◆ **Records provided**

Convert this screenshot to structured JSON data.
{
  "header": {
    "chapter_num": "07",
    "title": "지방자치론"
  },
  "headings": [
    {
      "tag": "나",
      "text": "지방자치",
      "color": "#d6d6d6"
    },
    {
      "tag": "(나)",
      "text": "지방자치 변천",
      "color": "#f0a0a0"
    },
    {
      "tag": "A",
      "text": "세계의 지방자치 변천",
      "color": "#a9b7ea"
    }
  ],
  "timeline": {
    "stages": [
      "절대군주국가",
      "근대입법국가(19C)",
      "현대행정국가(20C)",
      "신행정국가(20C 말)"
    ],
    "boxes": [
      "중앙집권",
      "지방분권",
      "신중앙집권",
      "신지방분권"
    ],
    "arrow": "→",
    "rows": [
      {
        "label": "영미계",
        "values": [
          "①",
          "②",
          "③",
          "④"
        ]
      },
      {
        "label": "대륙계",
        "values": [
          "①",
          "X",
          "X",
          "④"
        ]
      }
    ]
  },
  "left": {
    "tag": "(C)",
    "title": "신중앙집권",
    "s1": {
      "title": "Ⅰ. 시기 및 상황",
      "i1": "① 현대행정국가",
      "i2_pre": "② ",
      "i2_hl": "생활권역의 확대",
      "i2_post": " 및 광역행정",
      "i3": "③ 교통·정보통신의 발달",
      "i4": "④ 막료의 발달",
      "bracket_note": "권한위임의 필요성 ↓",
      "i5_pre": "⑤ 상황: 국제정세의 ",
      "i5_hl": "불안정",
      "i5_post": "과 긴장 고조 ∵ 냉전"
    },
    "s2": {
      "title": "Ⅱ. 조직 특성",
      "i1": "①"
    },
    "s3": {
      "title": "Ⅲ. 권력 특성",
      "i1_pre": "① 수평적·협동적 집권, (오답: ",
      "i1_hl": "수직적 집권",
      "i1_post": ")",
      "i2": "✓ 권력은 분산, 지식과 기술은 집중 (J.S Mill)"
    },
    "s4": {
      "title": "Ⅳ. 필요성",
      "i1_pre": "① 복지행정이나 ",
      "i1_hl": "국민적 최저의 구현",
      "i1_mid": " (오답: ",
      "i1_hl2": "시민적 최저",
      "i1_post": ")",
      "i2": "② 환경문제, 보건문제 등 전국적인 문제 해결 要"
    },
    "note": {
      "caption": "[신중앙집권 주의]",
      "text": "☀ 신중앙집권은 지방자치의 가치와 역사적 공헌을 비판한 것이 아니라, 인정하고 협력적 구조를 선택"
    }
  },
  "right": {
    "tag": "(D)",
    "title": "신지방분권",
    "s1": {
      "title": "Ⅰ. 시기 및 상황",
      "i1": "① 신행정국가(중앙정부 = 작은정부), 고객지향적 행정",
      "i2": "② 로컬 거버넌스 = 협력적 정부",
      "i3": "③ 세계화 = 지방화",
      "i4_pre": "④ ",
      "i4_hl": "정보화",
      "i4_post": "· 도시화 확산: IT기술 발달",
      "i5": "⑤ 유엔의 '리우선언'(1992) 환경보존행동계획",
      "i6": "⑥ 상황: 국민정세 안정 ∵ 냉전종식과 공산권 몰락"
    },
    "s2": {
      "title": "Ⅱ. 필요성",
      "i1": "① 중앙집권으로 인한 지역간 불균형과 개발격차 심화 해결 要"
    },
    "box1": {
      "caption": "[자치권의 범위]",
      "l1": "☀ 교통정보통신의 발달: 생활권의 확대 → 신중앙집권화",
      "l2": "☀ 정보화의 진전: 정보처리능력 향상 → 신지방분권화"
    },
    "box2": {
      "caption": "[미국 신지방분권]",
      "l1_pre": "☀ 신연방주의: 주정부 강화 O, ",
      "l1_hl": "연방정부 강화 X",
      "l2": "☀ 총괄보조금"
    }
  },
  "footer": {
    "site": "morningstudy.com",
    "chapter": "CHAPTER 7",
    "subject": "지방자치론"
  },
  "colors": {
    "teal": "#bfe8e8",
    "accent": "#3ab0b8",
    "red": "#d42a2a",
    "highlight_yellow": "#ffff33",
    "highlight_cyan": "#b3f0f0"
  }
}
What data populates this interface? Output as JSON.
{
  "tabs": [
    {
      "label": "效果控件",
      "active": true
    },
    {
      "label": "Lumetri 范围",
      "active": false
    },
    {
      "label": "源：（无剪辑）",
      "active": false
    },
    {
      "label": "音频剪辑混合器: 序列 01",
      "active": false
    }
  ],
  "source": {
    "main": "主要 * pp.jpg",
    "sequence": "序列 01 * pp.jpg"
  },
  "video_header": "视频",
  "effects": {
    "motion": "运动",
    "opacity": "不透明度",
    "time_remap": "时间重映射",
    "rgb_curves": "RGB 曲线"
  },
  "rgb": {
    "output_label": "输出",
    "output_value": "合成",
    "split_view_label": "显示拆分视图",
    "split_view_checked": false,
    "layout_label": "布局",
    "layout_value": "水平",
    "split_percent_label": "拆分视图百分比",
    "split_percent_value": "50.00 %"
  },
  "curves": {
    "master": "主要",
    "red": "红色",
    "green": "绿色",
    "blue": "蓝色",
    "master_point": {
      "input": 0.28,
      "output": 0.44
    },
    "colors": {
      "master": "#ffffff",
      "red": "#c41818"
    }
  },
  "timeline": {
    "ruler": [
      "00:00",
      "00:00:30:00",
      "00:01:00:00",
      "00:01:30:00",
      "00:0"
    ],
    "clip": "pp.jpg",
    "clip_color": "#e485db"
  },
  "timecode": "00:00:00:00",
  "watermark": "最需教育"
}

◆ **Problem to work on**
Nothing should be left out: return all of the records exactly.

◆ **Reply to the task**
Convert this screenshot to structured JSON data.
{
  "header": {
    "chapter_num": "07",
    "title": "지방자치론"
  },
  "headings": [
    {
      "tag": "나",
      "text": "지방자치",
      "color": "#d6d6d6"
    },
    {
      "tag": "(나)",
      "text": "지방자치 변천",
      "color": "#f0a0a0"
    },
    {
      "tag": "A",
      "text": "세계의 지방자치 변천",
      "color": "#a9b7ea"
    }
  ],
  "timeline": {
    "stages": [
      "절대군주국가",
      "근대입법국가(19C)",
      "현대행정국가(20C)",
      "신행정국가(20C 말)"
    ],
    "boxes": [
      "중앙집권",
      "지방분권",
      "신중앙집권",
      "신지방분권"
    ],
    "arrow": "→",
    "rows": [
      {
        "label": "영미계",
        "values": [
          "①",
          "②",
          "③",
          "④"
        ]
      },
      {
        "label": "대륙계",
        "values": [
          "①",
          "X",
          "X",
          "④"
        ]
      }
    ]
  },
  "left": {
    "tag": "(C)",
    "title": "신중앙집권",
    "s1": {
      "title": "Ⅰ. 시기 및 상황",
      "i1": "① 현대행정국가",
      "i2_pre": "② ",
      "i2_hl": "생활권역의 확대",
      "i2_post": " 및 광역행정",
      "i3": "③ 교통·정보통신의 발달",
      "i4": "④ 막료의 발달",
      "bracket_note": "권한위임의 필요성 ↓",
      "i5_pre": "⑤ 상황: 국제정세의 ",
      "i5_hl": "불안정",
      "i5_post": "과 긴장 고조 ∵ 냉전"
    },
    "s2": {
      "title": "Ⅱ. 조직 특성",
      "i1": "①"
    },
    "s3": {
      "title": "Ⅲ. 권력 특성",
      "i1_pre": "① 수평적·협동적 집권, (오답: ",
      "i1_hl": "수직적 집권",
      "i1_post": ")",
      "i2": "✓ 권력은 분산, 지식과 기술은 집중 (J.S Mill)"
    },
    "s4": {
      "title": "Ⅳ. 필요성",
      "i1_pre": "① 복지행정이나 ",
      "i1_hl": "국민적 최저의 구현",
      "i1_mid": " (오답: ",
      "i1_hl2": "시민적 최저",
      "i1_post": ")",
      "i2": "② 환경문제, 보건문제 등 전국적인 문제 해결 要"
    },
    "note": {
      "caption": "[신중앙집권 주의]",
      "text": "☀ 신중앙집권은 지방자치의 가치와 역사적 공헌을 비판한 것이 아니라, 인정하고 협력적 구조를 선택"
    }
  },
  "right": {
    "tag": "(D)",
    "title": "신지방분권",
    "s1": {
      "title": "Ⅰ. 시기 및 상황",
      "i1": "① 신행정국가(중앙정부 = 작은정부), 고객지향적 행정",
      "i2": "② 로컬 거버넌스 = 협력적 정부",
      "i3": "③ 세계화 = 지방화",
      "i4_pre": "④ ",
      "i4_hl": "정보화",
      "i4_post": "· 도시화 확산: IT기술 발달",
      "i5": "⑤ 유엔의 '리우선언'(1992) 환경보존행동계획",
      "i6": "⑥ 상황: 국민정세 안정 ∵ 냉전종식과 공산권 몰락"
    },
    "s2": {
      "title": "Ⅱ. 필요성",
      "i1": "① 중앙집권으로 인한 지역간 불균형과 개발격차 심화 해결 要"
    },
    "box1": {
      "caption": "[자치권의 범위]",
      "l1": "☀ 교통정보통신의 발달: 생활권의 확대 → 신중앙집권화",
      "l2": "☀ 정보화의 진전: 정보처리능력 향상 → 신지방분권화"
    },
    "box2": {
      "caption": "[미국 신지방분권]",
      "l1_pre": "☀ 신연방주의: 주정부 강화 O, ",
      "l1_hl": "연방정부 강화 X",
      "l2": "☀ 총괄보조금"
    }
  },
  "footer": {
    "site": "morningstudy.com",
    "chapter": "CHAPTER 7",
    "subject": "지방자치론"
  },
  "colors": {
    "teal": "#bfe8e8",
    "accent": "#3ab0b8",
    "red": "#d42a2a",
    "highlight_yellow": "#ffff33",
    "highlight_cyan": "#b3f0f0"
  }
}
What data populates this interface? Output as JSON.
{
  "tabs": [
    {
      "label": "效果控件",
      "active": true
    },
    {
      "label": "Lumetri 范围",
      "active": false
    },
    {
      "label": "源：（无剪辑）",
      "active": false
    },
    {
      "label": "音频剪辑混合器: 序列 01",
      "active": false
    }
  ],
  "source": {
    "main": "主要 * pp.jpg",
    "sequence": "序列 01 * pp.jpg"
  },
  "video_header": "视频",
  "effects": {
    "motion": "运动",
    "opacity": "不透明度",
    "time_remap": "时间重映射",
    "rgb_curves": "RGB 曲线"
  },
  "rgb": {
    "output_label": "输出",
    "output_value": "合成",
    "split_view_label": "显示拆分视图",
    "split_view_checked": false,
    "layout_label": "布局",
    "layout_value": "水平",
    "split_percent_label": "拆分视图百分比",
    "split_percent_value": "50.00 %"
  },
  "curves": {
    "master": "主要",
    "red": "红色",
    "green": "绿色",
    "blue": "蓝色",
    "master_point": {
      "input": 0.28,
      "output": 0.44
    },
    "colors": {
      "master": "#ffffff",
      "red": "#c41818"
    }
  },
  "timeline": {
    "ruler": [
      "00:00",
      "00:00:30:00",
      "00:01:00:00",
      "00:01:30:00",
      "00:0"
    ],
    "clip": "pp.jpg",
    "clip_color": "#e485db"
  },
  "timecode": "00:00:00:00",
  "watermark": "最需教育"
}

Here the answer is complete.